§ Task instructions
**A)** From the passage on Kamala Harris, write out the text from "Trump and other" up to and including "him than Biden.".
**B)** According to the passage on Kamala Harris, in what city did she grow up?

§ Page extract
┄┄┄┄┄┄┄┄┄┄

She has also won plaudits in party circles by staying loyal to the 81-year-old president during the last few weeks, even as political vultures circled over his candidacy.
She now is likely to face Trump — a brutal battle against a candidate who defeated Hillary Clinton in her bid to become the first female commander-in-chief in 2016.
The fact that Harris has blamed much of the criticism of her by Republicans on racism and sexism would likely make a win feel even more vindicating for her.
Trump and other Republicans have notably stepped up their attacks on her as Biden’s position weakened and polls showed Harris would fare better against him than Biden.
A child of immigrant parents — her father was from Jamaica and her mother from India — Harris grew up in Oakland, California, in an activist household that saw her attend her first rallies in a stroller.
Her focus on rights and justice saw her build an impressive CV, becoming California’s first Black attorney general and the first woman of South Asian heritage elected to the US
Senate.
Harris then went up against Biden in the 2020 primaries. In one stinging attack, she criticized him for allegedly opposing the bussing of students to segregated schools.
“There was a little girl in California who was part of the second class to integrate her public schools, and she was bussed to school every day. And that little girl was me,” she said in a barbed attack on her future boss.

┄┄┄┄┄┄┄┄┄┄

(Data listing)
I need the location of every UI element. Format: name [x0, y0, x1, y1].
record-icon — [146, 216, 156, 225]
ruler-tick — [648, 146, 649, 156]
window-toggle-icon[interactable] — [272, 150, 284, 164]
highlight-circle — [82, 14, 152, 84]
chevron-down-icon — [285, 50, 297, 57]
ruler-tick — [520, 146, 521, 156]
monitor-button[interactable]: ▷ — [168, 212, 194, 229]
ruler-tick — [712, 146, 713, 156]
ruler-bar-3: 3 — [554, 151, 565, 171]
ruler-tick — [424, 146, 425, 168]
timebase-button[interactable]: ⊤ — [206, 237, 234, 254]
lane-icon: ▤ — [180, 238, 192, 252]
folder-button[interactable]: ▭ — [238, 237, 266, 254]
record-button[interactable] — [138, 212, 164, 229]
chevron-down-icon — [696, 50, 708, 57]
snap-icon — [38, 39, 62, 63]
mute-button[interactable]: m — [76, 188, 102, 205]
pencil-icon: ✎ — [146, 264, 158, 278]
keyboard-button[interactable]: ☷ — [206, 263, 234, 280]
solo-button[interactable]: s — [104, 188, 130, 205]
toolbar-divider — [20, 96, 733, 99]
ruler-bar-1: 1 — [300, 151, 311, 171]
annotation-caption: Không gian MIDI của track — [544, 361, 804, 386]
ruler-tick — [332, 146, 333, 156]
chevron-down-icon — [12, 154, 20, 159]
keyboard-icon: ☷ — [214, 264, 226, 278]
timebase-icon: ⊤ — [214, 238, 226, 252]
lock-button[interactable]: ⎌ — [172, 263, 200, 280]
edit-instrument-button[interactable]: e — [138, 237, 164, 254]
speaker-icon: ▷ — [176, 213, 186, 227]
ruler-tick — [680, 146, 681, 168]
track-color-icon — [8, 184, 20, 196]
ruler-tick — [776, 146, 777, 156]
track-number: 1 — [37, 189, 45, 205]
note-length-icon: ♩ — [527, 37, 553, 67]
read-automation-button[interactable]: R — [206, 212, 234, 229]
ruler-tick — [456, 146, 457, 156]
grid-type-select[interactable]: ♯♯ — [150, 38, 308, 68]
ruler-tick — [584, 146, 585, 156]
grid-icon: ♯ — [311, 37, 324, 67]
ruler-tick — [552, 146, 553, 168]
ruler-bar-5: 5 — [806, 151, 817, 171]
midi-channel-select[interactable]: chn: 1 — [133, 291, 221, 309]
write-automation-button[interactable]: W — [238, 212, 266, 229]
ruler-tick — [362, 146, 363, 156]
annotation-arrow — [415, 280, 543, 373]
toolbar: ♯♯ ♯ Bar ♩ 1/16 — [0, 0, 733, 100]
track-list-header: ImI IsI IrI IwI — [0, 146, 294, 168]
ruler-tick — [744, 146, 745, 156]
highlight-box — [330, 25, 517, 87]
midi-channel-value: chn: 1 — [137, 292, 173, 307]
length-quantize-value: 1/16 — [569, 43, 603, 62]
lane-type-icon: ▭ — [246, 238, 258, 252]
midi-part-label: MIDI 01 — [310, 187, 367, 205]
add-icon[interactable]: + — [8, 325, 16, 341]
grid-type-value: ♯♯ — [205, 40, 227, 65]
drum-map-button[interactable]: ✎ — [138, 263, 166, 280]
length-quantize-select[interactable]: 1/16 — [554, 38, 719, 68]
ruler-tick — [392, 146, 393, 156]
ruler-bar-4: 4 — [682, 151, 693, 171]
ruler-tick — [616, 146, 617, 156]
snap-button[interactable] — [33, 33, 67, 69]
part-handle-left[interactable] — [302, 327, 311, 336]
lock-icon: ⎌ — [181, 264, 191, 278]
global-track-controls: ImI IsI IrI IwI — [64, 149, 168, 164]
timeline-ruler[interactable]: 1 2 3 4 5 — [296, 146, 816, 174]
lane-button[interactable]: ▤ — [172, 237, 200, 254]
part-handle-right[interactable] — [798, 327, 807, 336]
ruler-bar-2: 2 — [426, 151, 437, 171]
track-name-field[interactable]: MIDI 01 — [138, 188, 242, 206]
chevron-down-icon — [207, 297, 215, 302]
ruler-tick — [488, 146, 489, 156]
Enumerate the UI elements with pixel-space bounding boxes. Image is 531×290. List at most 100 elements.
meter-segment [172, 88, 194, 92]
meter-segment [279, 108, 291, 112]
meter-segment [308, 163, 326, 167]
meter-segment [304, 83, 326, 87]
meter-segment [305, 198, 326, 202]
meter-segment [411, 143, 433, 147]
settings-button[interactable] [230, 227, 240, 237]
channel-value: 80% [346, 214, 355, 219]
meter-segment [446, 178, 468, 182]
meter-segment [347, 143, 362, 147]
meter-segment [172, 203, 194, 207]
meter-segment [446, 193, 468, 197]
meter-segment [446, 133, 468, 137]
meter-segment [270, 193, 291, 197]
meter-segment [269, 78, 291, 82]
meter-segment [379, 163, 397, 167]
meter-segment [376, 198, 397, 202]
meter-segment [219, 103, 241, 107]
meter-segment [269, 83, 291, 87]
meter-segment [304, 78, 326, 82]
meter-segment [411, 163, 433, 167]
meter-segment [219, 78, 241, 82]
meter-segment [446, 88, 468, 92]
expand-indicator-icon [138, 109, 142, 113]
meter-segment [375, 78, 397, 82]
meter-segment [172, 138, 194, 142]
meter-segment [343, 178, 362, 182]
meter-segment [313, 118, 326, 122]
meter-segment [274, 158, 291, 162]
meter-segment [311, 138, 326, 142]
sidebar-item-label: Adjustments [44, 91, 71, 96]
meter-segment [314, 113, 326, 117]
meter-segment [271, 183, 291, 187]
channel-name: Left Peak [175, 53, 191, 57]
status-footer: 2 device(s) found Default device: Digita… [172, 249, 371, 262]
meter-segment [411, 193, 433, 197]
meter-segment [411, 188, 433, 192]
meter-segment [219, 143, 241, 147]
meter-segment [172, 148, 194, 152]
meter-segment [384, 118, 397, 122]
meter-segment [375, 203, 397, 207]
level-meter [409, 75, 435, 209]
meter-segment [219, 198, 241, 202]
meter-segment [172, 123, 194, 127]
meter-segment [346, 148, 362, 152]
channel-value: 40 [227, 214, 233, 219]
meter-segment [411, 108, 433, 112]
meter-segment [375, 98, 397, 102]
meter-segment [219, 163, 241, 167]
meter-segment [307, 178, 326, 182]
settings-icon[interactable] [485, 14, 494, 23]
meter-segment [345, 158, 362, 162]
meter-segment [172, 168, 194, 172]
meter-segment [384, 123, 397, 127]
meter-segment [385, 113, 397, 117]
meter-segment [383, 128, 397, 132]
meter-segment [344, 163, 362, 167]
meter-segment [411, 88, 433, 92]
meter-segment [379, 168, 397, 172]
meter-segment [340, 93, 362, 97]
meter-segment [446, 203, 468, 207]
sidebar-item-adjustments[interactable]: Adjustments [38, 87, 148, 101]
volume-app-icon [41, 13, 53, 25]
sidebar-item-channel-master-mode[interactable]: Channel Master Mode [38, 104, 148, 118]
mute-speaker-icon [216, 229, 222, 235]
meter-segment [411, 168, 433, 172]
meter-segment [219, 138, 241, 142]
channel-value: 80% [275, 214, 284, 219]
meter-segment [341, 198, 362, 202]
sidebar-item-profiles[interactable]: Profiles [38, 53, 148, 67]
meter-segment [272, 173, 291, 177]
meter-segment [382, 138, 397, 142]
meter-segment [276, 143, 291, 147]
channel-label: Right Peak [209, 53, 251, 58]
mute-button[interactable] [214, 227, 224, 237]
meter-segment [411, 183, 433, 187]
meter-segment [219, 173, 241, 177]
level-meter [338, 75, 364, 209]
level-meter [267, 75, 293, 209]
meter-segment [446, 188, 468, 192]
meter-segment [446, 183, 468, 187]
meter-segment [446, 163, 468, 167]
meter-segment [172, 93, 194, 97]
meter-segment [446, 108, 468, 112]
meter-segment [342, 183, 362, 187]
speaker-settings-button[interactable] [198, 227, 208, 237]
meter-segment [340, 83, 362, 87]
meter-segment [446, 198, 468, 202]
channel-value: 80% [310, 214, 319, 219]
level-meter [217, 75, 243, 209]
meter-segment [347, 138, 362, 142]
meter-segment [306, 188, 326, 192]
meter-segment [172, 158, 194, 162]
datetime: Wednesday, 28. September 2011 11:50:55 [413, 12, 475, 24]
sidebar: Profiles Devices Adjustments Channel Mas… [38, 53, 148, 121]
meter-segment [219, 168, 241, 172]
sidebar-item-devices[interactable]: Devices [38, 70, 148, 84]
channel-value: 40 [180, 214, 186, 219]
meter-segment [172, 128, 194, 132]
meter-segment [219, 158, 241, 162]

┄┄┄┄┄┄┄┄┄┄

§ Solutions per task
**A)**
Trump and other Republicans have notably stepped up their attacks on her as Biden’s position weakened and polls showed Harris would fare better against him than Biden.

**B)** Oakland, California.